** Start of Input **

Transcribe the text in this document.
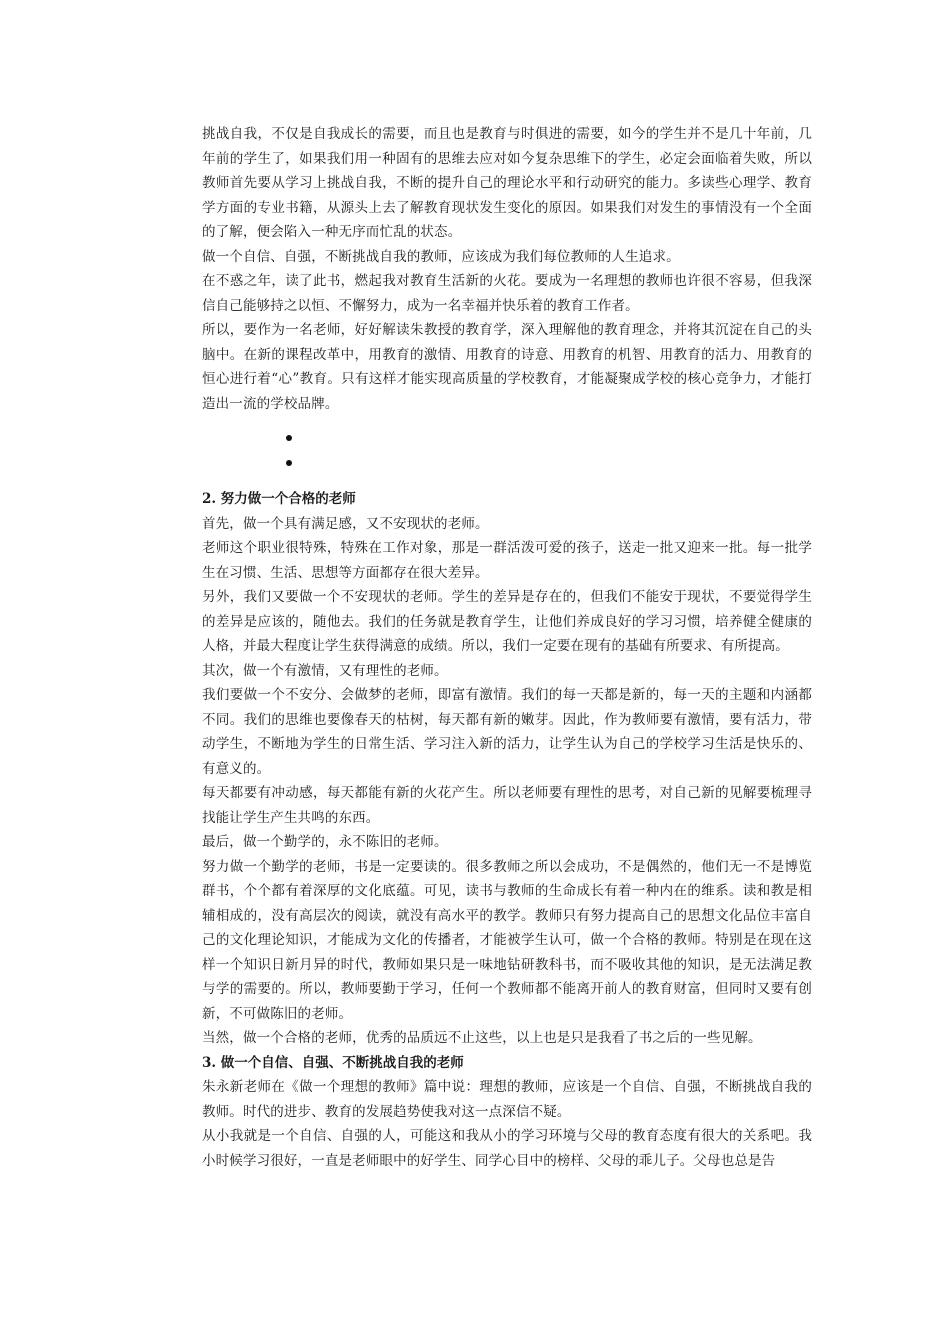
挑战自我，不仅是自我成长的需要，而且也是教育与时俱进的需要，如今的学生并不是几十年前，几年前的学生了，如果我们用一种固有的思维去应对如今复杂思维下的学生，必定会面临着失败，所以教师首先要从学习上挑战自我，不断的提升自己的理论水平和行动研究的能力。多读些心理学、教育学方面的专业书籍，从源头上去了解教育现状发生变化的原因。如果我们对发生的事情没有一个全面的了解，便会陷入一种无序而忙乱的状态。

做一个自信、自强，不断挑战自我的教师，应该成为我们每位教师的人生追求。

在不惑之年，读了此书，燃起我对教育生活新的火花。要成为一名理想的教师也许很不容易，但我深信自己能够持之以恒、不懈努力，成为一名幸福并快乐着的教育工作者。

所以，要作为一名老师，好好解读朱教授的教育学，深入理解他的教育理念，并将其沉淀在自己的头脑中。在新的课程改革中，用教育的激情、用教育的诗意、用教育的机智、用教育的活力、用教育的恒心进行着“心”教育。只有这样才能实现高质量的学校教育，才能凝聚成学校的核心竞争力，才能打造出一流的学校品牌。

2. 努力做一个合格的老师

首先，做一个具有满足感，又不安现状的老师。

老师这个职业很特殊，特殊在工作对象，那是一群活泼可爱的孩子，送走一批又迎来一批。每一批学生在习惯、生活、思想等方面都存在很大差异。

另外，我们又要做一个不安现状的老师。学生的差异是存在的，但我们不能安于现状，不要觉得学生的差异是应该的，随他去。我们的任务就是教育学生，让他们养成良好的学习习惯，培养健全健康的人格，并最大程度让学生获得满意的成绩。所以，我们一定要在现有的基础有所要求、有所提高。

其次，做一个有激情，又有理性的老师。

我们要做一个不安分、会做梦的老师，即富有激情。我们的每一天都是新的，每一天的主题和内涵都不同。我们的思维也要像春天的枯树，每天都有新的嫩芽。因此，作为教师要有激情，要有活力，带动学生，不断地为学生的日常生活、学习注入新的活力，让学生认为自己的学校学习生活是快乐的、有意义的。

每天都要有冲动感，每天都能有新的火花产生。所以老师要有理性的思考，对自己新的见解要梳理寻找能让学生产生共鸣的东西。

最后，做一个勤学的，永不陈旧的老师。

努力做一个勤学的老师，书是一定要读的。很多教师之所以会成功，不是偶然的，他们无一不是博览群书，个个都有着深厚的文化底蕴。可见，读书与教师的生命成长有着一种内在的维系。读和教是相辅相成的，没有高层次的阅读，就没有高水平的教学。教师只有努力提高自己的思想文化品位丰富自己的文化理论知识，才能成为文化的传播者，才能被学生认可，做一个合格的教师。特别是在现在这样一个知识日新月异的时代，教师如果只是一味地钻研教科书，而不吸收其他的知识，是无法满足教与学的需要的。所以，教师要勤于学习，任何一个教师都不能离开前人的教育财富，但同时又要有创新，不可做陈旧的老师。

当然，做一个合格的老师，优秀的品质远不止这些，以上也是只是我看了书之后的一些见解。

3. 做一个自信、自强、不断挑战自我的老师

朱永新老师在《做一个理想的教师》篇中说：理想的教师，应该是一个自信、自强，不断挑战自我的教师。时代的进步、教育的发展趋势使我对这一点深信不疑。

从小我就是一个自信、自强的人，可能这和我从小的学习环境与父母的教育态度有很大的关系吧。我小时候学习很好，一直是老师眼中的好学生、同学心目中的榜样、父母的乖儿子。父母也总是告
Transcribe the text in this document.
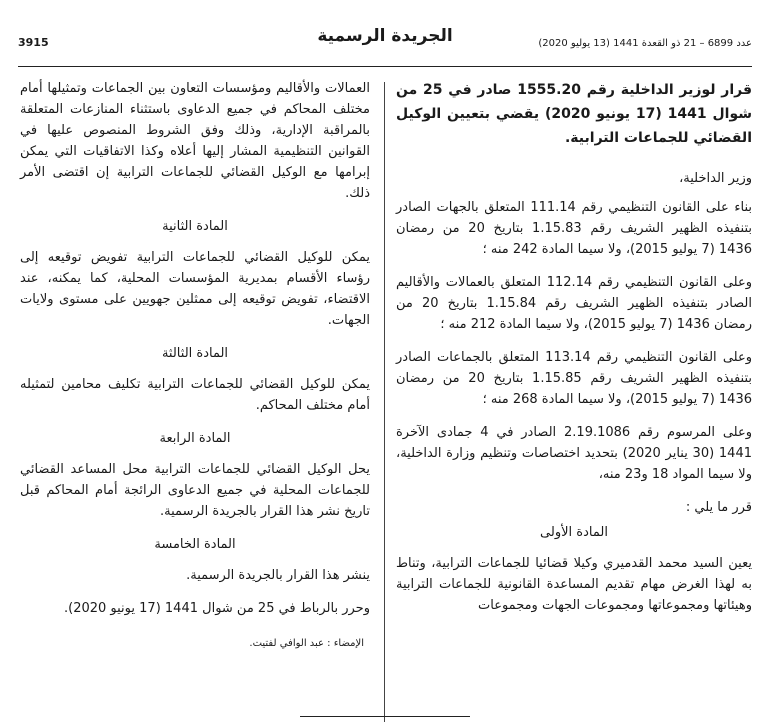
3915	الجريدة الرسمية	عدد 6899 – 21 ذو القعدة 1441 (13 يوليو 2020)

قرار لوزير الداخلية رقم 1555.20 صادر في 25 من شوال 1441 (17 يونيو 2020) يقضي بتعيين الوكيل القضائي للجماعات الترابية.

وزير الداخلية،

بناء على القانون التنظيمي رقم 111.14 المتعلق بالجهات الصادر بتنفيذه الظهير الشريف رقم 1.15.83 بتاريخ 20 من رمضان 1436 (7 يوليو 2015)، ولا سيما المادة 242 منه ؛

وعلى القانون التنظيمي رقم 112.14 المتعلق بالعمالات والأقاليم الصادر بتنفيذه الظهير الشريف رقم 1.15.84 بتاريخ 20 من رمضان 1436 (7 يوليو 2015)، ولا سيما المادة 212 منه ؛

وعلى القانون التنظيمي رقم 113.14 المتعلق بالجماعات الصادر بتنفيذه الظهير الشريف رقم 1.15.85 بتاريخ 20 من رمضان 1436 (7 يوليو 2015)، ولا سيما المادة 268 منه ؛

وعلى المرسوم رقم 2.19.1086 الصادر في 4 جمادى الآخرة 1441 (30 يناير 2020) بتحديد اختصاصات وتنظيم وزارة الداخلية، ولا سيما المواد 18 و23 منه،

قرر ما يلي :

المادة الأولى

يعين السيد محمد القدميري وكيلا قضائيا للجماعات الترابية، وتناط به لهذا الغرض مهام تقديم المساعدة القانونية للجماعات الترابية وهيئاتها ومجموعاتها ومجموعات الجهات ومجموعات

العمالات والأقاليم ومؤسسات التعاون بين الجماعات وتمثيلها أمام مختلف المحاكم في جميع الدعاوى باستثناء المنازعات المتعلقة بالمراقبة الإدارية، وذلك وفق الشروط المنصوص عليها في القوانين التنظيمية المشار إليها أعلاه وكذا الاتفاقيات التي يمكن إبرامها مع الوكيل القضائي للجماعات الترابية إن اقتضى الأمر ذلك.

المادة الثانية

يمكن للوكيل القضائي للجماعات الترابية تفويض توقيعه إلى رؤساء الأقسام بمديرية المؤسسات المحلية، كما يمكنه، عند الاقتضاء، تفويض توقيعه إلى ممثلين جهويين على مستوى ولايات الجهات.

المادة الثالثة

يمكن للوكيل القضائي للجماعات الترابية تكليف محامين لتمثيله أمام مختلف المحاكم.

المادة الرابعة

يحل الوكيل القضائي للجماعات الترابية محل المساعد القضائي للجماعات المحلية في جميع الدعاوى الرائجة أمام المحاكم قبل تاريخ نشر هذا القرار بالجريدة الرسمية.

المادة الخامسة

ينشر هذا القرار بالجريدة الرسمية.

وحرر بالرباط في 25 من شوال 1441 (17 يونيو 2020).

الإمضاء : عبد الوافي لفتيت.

** End of Input **

--- Prompt ---
Determine how many lines include the string "القرار". Give no answer but the number.

--- Exercise output ---
2